• [Given problem]
Locate every line in the material below that has the word "tous". Copy each of those lines.

• [Data supplied]
═══
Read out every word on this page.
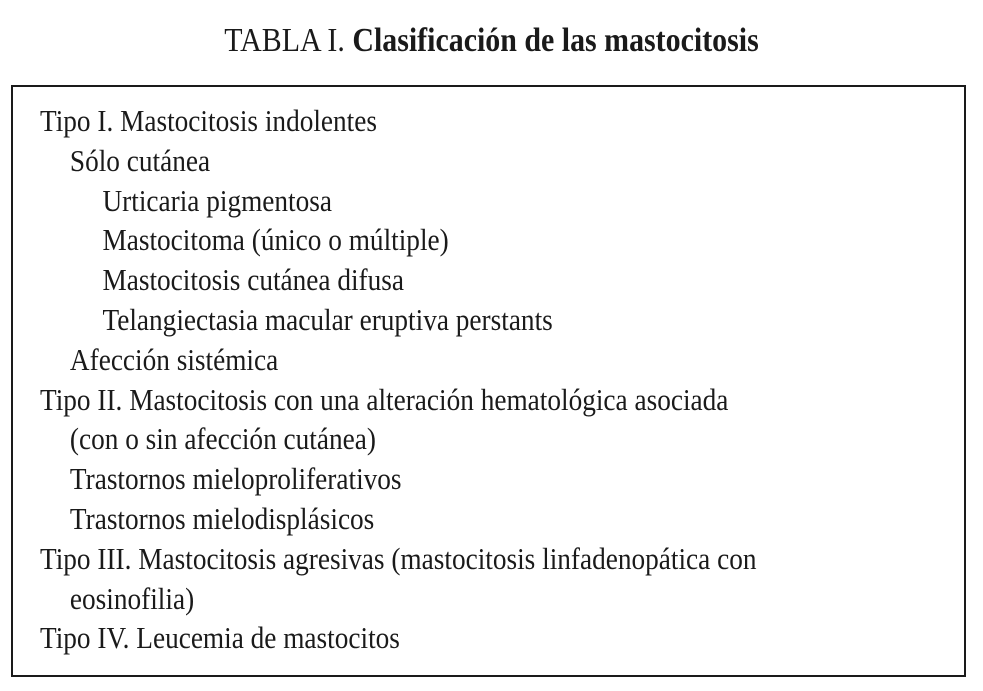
TABLA I. Clasificación de las mastocitosis
Tipo I. Mastocitosis indolentes
Sólo cutánea
Urticaria pigmentosa
Mastocitoma (único o múltiple)
Mastocitosis cutánea difusa
Telangiectasia macular eruptiva perstants
Afección sistémica
Tipo II. Mastocitosis con una alteración hematológica asociada
(con o sin afección cutánea)
Trastornos mieloproliferativos
Trastornos mielodisplásicos
Tipo III. Mastocitosis agresivas (mastocitosis linfadenopática con
eosinofilia)
Tipo IV. Leucemia de mastocitos
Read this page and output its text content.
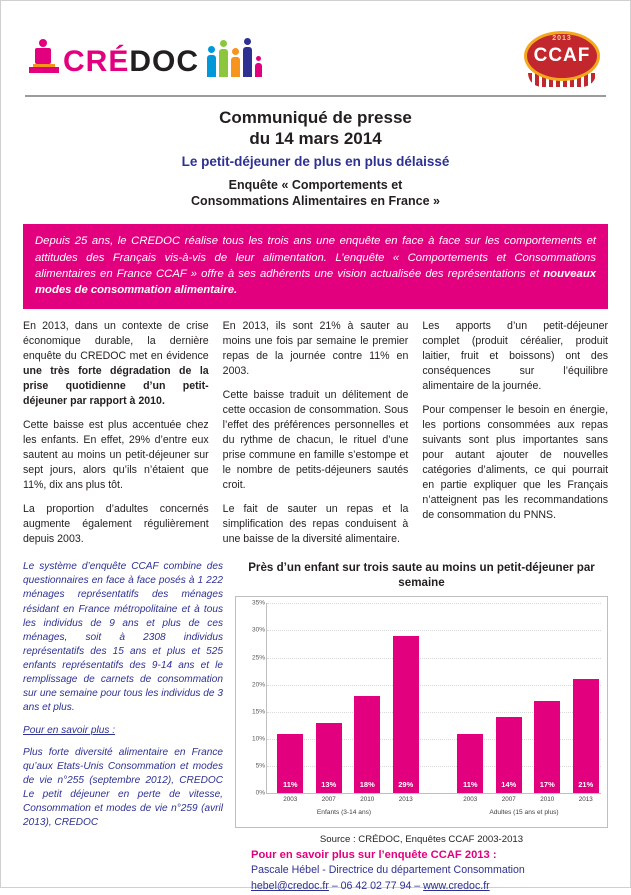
CRÉDOC
2013
CCAF
Communiqué de presse
du 14 mars 2014
Le petit-déjeuner de plus en plus délaissé
Enquête « Comportements et
Consommations Alimentaires en France »
Depuis 25 ans, le CREDOC réalise tous les trois ans une enquête en face à face sur les comportements et attitudes des Français vis-à-vis de leur alimentation. L’enquête « Comportements et Consommations alimentaires en France CCAF » offre à ses adhérents une vision actualisée des représentations et nouveaux modes de consommation alimentaire.

En 2013, dans un contexte de crise économique durable, la dernière enquête du CREDOC met en évidence une très forte dégradation de la prise quotidienne d’un petit-déjeuner par rapport à 2010.

Cette baisse est plus accentuée chez les enfants. En effet, 29% d’entre eux sautent au moins un petit-déjeuner sur sept jours, alors qu’ils n’étaient que 11%, dix ans plus tôt.

La proportion d’adultes concernés augmente également régulièrement depuis 2003.

En 2013, ils sont 21% à sauter au moins une fois par semaine le premier repas de la journée contre 11% en 2003.

Cette baisse traduit un délitement de cette occasion de consommation. Sous l’effet des préférences personnelles et du rythme de chacun, le rituel d’une prise commune en famille s’estompe et le nombre de petits-déjeuners sautés croit.

Le fait de sauter un repas et la simplification des repas conduisent à une baisse de la diversité alimentaire.

Les apports d’un petit-déjeuner complet (produit céréalier, produit laitier, fruit et boissons) ont des conséquences sur l’équilibre alimentaire de la journée.

Pour compenser le besoin en énergie, les portions consommées aux repas suivants sont plus importantes sans pour autant ajouter de nouvelles catégories d’aliments, ce qui pourrait en partie expliquer que les Français n’atteignent pas les recommandations de consommation du PNNS.

Le système d’enquête CCAF combine des questionnaires en face à face posés à 1 222 ménages représentatifs des ménages résidant en France métropolitaine et à tous les individus de 9 ans et plus de ces ménages, soit à 2308 individus représentatifs des 15 ans et plus et 525 enfants représentatifs des 9-14 ans et le remplissage de carnets de consommation sur une semaine pour tous les individus de 3 ans et plus.

Pour en savoir plus :

Plus forte diversité alimentaire en France qu’aux Etats-Unis Consommation et modes de vie n°255 (septembre 2012), CREDOC Le petit déjeuner en perte de vitesse, Consommation et modes de vie n°259 (avril 2013), CREDOC

Près d’un enfant sur trois saute au moins un petit-déjeuner par semaine
0%
5%
10%
15%
20%
25%
30%
35%
11%
2003
13%
2007
18%
2010
29%
2013
11%
2003
14%
2007
17%
2010
21%
2013
Enfants (3-14 ans)	Adultes (15 ans et plus)
Source : CRÉDOC, Enquêtes CCAF 2003-2013
Pour en savoir plus sur l’enquête CCAF 2013 :
Pascale Hébel - Directrice du département Consommation
hebel@credoc.fr – 06 42 02 77 94 – www.credoc.fr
═══
• [Response below]
Depuis 25 ans, le CREDOC réalise tous les trois ans une enquête en face à face sur les comportements et attitudes des Français vis-à-vis de leur alimentation. L’enquête « Comportements et Consommations alimentaires en France CCAF » offre à ses adhérents une vision actualisée des représentations et nouveaux modes de consommation alimentaire.
Le système d’enquête CCAF combine des questionnaires en face à face posés à 1 222 ménages représentatifs des ménages résidant en France métropolitaine et à tous les individus de 9 ans et plus de ces ménages, soit à 2308 individus représentatifs des 15 ans et plus et 525 enfants représentatifs des 9-14 ans et le remplissage de carnets de consommation sur une semaine pour tous les individus de 3 ans et plus.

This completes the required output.